**** Data in this exercise ****
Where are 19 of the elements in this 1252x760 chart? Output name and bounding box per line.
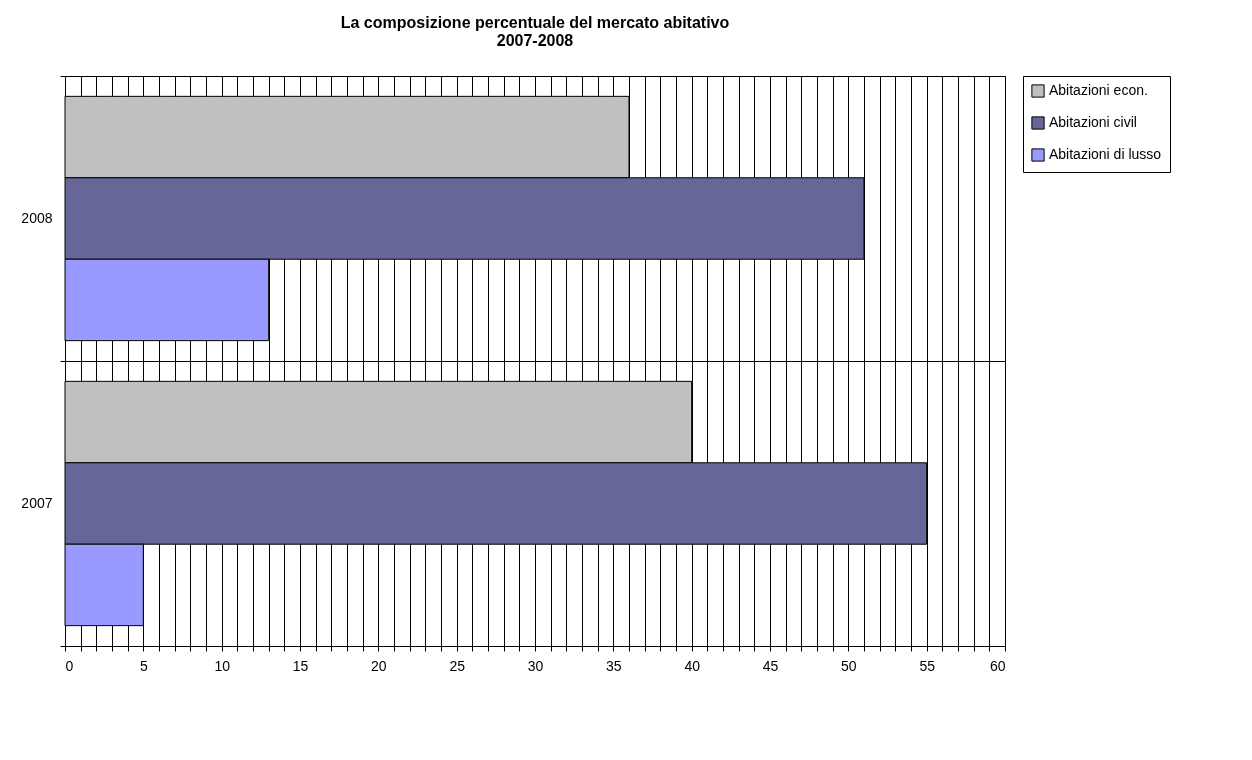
x-tick-label: 10 (214, 657, 231, 674)
legend-label: Abitazioni civil (1049, 114, 1137, 130)
x-tick-label: 30 (527, 657, 544, 674)
x-tick-label: 5 (139, 657, 148, 674)
legend-label: Abitazioni econ. (1049, 82, 1148, 98)
legend-label: Abitazioni di lusso (1049, 146, 1162, 162)
x-tick-label: 15 (292, 657, 309, 674)
x-tick-label: 25 (449, 657, 466, 674)
x-tick-label: 20 (371, 657, 387, 674)
y-tick-label: 2007 (21, 495, 53, 511)
chart-title: La composizione percentuale del mercato abitativo 2007-2008 (340, 14, 730, 49)
x-tick-label: 35 (606, 657, 622, 674)
x-tick-label: 0 (65, 657, 74, 674)
y-tick-label: 2008 (21, 210, 53, 226)
x-tick-label: 40 (684, 657, 701, 674)
x-tick-label: 45 (762, 657, 779, 674)
x-tick-label: 60 (989, 657, 1006, 674)
x-tick-label: 50 (841, 657, 857, 674)
x-tick-label: 55 (919, 657, 936, 674)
****
Copy all of the data above line for line without changing anything, and leave out the pictures.

→ Full solution:
Where are 19 of the elements in this 1252x760 chart? Output name and bounding box per line.
x-tick-label: 10 (214, 657, 231, 674)
legend-label: Abitazioni civil (1049, 114, 1137, 130)
x-tick-label: 30 (527, 657, 544, 674)
x-tick-label: 5 (139, 657, 148, 674)
legend-label: Abitazioni econ. (1049, 82, 1148, 98)
legend-label: Abitazioni di lusso (1049, 146, 1162, 162)
x-tick-label: 15 (292, 657, 309, 674)
x-tick-label: 25 (449, 657, 466, 674)
x-tick-label: 20 (371, 657, 387, 674)
y-tick-label: 2007 (21, 495, 53, 511)
chart-title: La composizione percentuale del mercato abitativo 2007-2008 (340, 14, 730, 49)
x-tick-label: 35 (606, 657, 622, 674)
x-tick-label: 0 (65, 657, 74, 674)
y-tick-label: 2008 (21, 210, 53, 226)
x-tick-label: 40 (684, 657, 701, 674)
x-tick-label: 45 (762, 657, 779, 674)
x-tick-label: 60 (989, 657, 1006, 674)
x-tick-label: 50 (841, 657, 857, 674)
x-tick-label: 55 (919, 657, 936, 674)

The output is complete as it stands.